Restate all the material verbatim, except for the pictures.

◆ Stored data
- - - - -

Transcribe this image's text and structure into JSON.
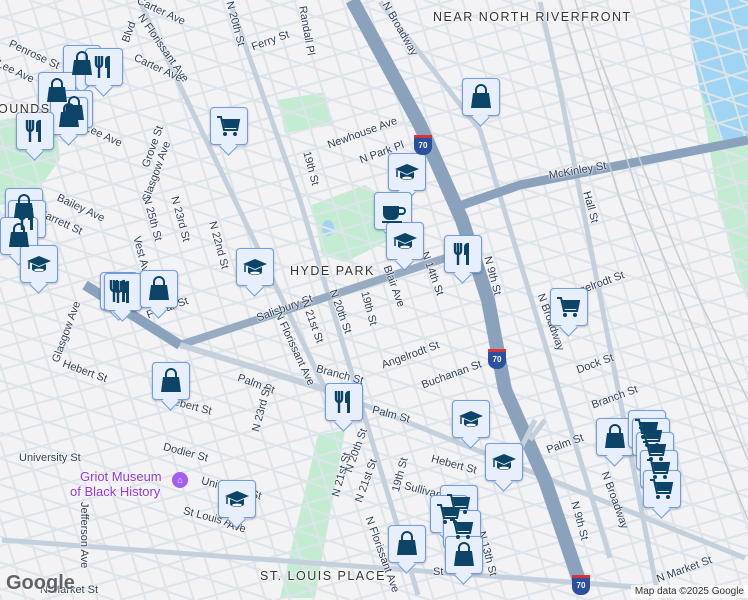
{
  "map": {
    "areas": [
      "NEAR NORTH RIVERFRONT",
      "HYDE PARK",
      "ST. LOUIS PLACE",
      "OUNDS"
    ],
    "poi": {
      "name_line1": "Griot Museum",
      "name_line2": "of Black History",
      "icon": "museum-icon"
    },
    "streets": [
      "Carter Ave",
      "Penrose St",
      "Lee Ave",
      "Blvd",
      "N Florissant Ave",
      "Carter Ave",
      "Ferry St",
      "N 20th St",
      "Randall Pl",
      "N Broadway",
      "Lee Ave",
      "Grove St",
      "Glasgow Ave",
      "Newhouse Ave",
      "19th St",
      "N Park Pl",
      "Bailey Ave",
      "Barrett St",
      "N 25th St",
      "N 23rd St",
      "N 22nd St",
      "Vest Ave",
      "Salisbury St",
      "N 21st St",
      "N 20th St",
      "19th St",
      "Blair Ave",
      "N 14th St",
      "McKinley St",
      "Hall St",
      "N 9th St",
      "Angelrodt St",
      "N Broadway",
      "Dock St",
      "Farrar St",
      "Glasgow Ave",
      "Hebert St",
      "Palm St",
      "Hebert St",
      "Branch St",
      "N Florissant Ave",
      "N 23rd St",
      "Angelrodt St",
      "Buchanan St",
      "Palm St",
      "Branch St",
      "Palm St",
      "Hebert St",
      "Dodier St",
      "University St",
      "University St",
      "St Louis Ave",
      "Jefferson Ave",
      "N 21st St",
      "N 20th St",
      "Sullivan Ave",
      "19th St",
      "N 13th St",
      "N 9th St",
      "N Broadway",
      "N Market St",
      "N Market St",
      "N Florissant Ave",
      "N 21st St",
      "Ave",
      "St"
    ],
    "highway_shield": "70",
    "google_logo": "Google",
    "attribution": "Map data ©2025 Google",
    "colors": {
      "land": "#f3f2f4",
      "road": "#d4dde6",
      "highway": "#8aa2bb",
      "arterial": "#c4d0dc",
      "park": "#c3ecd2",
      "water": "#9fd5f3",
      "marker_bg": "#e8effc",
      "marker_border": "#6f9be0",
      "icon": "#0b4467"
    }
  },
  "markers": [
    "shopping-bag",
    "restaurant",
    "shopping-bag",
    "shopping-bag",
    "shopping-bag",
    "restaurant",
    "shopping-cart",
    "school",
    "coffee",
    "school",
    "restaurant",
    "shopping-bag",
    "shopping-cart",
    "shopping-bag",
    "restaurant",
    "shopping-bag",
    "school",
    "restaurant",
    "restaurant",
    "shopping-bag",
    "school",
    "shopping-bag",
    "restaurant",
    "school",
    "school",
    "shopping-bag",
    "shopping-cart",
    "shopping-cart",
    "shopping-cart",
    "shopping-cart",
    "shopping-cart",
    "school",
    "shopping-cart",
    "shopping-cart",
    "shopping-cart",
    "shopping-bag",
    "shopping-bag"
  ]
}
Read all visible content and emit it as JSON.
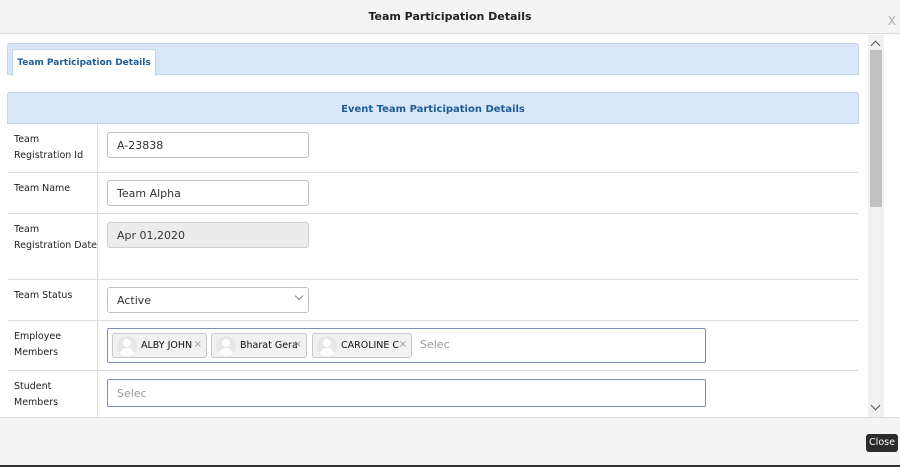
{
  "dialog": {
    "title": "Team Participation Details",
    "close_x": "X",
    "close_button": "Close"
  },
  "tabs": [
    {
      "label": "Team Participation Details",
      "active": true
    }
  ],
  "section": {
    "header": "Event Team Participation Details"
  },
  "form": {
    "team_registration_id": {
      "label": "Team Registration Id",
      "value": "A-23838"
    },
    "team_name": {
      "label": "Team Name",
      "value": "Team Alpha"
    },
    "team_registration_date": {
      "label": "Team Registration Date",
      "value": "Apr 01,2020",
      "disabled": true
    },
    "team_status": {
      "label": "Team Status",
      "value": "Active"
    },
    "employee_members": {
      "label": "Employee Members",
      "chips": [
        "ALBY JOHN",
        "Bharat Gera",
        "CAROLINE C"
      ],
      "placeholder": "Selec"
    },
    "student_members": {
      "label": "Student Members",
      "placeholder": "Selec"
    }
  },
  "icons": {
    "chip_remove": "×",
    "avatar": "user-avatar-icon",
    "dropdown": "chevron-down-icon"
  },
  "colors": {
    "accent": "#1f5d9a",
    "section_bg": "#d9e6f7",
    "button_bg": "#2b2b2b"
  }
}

- - - - -

◆ Exercise answer
Transcribe this image's text and structure into JSON.
{
  "map": {
    "areas": [
      "NEAR NORTH RIVERFRONT",
      "HYDE PARK",
      "ST. LOUIS PLACE",
      "OUNDS"
    ],
    "poi": {
      "name_line1": "Griot Museum",
      "name_line2": "of Black History",
      "icon": "museum-icon"
    },
    "streets": [
      "Carter Ave",
      "Penrose St",
      "Lee Ave",
      "Blvd",
      "N Florissant Ave",
      "Carter Ave",
      "Ferry St",
      "N 20th St",
      "Randall Pl",
      "N Broadway",
      "Lee Ave",
      "Grove St",
      "Glasgow Ave",
      "Newhouse Ave",
      "19th St",
      "N Park Pl",
      "Bailey Ave",
      "Barrett St",
      "N 25th St",
      "N 23rd St",
      "N 22nd St",
      "Vest Ave",
      "Salisbury St",
      "N 21st St",
      "N 20th St",
      "19th St",
      "Blair Ave",
      "N 14th St",
      "McKinley St",
      "Hall St",
      "N 9th St",
      "Angelrodt St",
      "N Broadway",
      "Dock St",
      "Farrar St",
      "Glasgow Ave",
      "Hebert St",
      "Palm St",
      "Hebert St",
      "Branch St",
      "N Florissant Ave",
      "N 23rd St",
      "Angelrodt St",
      "Buchanan St",
      "Palm St",
      "Branch St",
      "Palm St",
      "Hebert St",
      "Dodier St",
      "University St",
      "University St",
      "St Louis Ave",
      "Jefferson Ave",
      "N 21st St",
      "N 20th St",
      "Sullivan Ave",
      "19th St",
      "N 13th St",
      "N 9th St",
      "N Broadway",
      "N Market St",
      "N Market St",
      "N Florissant Ave",
      "N 21st St",
      "Ave",
      "St"
    ],
    "highway_shield": "70",
    "google_logo": "Google",
    "attribution": "Map data ©2025 Google",
    "colors": {
      "land": "#f3f2f4",
      "road": "#d4dde6",
      "highway": "#8aa2bb",
      "arterial": "#c4d0dc",
      "park": "#c3ecd2",
      "water": "#9fd5f3",
      "marker_bg": "#e8effc",
      "marker_border": "#6f9be0",
      "icon": "#0b4467"
    }
  },
  "markers": [
    "shopping-bag",
    "restaurant",
    "shopping-bag",
    "shopping-bag",
    "shopping-bag",
    "restaurant",
    "shopping-cart",
    "school",
    "coffee",
    "school",
    "restaurant",
    "shopping-bag",
    "shopping-cart",
    "shopping-bag",
    "restaurant",
    "shopping-bag",
    "school",
    "restaurant",
    "restaurant",
    "shopping-bag",
    "school",
    "shopping-bag",
    "restaurant",
    "school",
    "school",
    "shopping-bag",
    "shopping-cart",
    "shopping-cart",
    "shopping-cart",
    "shopping-cart",
    "shopping-cart",
    "school",
    "shopping-cart",
    "shopping-cart",
    "shopping-cart",
    "shopping-bag",
    "shopping-bag"
  ]
}
Read all visible content and emit it as JSON.
{
  "dialog": {
    "title": "Team Participation Details",
    "close_x": "X",
    "close_button": "Close"
  },
  "tabs": [
    {
      "label": "Team Participation Details",
      "active": true
    }
  ],
  "section": {
    "header": "Event Team Participation Details"
  },
  "form": {
    "team_registration_id": {
      "label": "Team Registration Id",
      "value": "A-23838"
    },
    "team_name": {
      "label": "Team Name",
      "value": "Team Alpha"
    },
    "team_registration_date": {
      "label": "Team Registration Date",
      "value": "Apr 01,2020",
      "disabled": true
    },
    "team_status": {
      "label": "Team Status",
      "value": "Active"
    },
    "employee_members": {
      "label": "Employee Members",
      "chips": [
        "ALBY JOHN",
        "Bharat Gera",
        "CAROLINE C"
      ],
      "placeholder": "Selec"
    },
    "student_members": {
      "label": "Student Members",
      "placeholder": "Selec"
    }
  },
  "icons": {
    "chip_remove": "×",
    "avatar": "user-avatar-icon",
    "dropdown": "chevron-down-icon"
  },
  "colors": {
    "accent": "#1f5d9a",
    "section_bg": "#d9e6f7",
    "button_bg": "#2b2b2b"
  }
}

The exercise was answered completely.